──────── Data in this exercise

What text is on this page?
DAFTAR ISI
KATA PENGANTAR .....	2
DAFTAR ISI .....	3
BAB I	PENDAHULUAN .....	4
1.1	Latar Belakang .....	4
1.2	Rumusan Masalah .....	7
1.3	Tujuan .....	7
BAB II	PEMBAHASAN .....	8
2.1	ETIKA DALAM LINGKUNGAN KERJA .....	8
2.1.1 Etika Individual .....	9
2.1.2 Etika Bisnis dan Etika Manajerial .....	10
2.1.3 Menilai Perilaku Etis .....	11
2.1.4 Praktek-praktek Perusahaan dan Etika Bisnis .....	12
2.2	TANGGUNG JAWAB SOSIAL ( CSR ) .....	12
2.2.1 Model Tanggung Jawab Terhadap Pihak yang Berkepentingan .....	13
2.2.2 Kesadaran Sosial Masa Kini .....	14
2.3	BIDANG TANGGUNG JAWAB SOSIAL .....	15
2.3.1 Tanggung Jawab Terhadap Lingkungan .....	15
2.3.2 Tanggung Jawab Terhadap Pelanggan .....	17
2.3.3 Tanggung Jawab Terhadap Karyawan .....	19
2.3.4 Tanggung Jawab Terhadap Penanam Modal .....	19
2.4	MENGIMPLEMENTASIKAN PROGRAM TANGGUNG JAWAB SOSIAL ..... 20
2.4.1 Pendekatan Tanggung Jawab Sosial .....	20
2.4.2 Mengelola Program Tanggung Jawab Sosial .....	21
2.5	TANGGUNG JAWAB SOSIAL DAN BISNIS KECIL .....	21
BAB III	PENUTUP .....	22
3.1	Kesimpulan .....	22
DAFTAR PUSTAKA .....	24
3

────────────────

### Task prompt
Return all the data exactly as given.

### Solution for this exercise
What text is on this page?
DAFTAR ISI
KATA PENGANTAR .....	2
DAFTAR ISI .....	3
BAB I	PENDAHULUAN .....	4
1.1	Latar Belakang .....	4
1.2	Rumusan Masalah .....	7
1.3	Tujuan .....	7
BAB II	PEMBAHASAN .....	8
2.1	ETIKA DALAM LINGKUNGAN KERJA .....	8
2.1.1 Etika Individual .....	9
2.1.2 Etika Bisnis dan Etika Manajerial .....	10
2.1.3 Menilai Perilaku Etis .....	11
2.1.4 Praktek-praktek Perusahaan dan Etika Bisnis .....	12
2.2	TANGGUNG JAWAB SOSIAL ( CSR ) .....	12
2.2.1 Model Tanggung Jawab Terhadap Pihak yang Berkepentingan .....	13
2.2.2 Kesadaran Sosial Masa Kini .....	14
2.3	BIDANG TANGGUNG JAWAB SOSIAL .....	15
2.3.1 Tanggung Jawab Terhadap Lingkungan .....	15
2.3.2 Tanggung Jawab Terhadap Pelanggan .....	17
2.3.3 Tanggung Jawab Terhadap Karyawan .....	19
2.3.4 Tanggung Jawab Terhadap Penanam Modal .....	19
2.4	MENGIMPLEMENTASIKAN PROGRAM TANGGUNG JAWAB SOSIAL ..... 20
2.4.1 Pendekatan Tanggung Jawab Sosial .....	20
2.4.2 Mengelola Program Tanggung Jawab Sosial .....	21
2.5	TANGGUNG JAWAB SOSIAL DAN BISNIS KECIL .....	21
BAB III	PENUTUP .....	22
3.1	Kesimpulan .....	22
DAFTAR PUSTAKA .....	24
3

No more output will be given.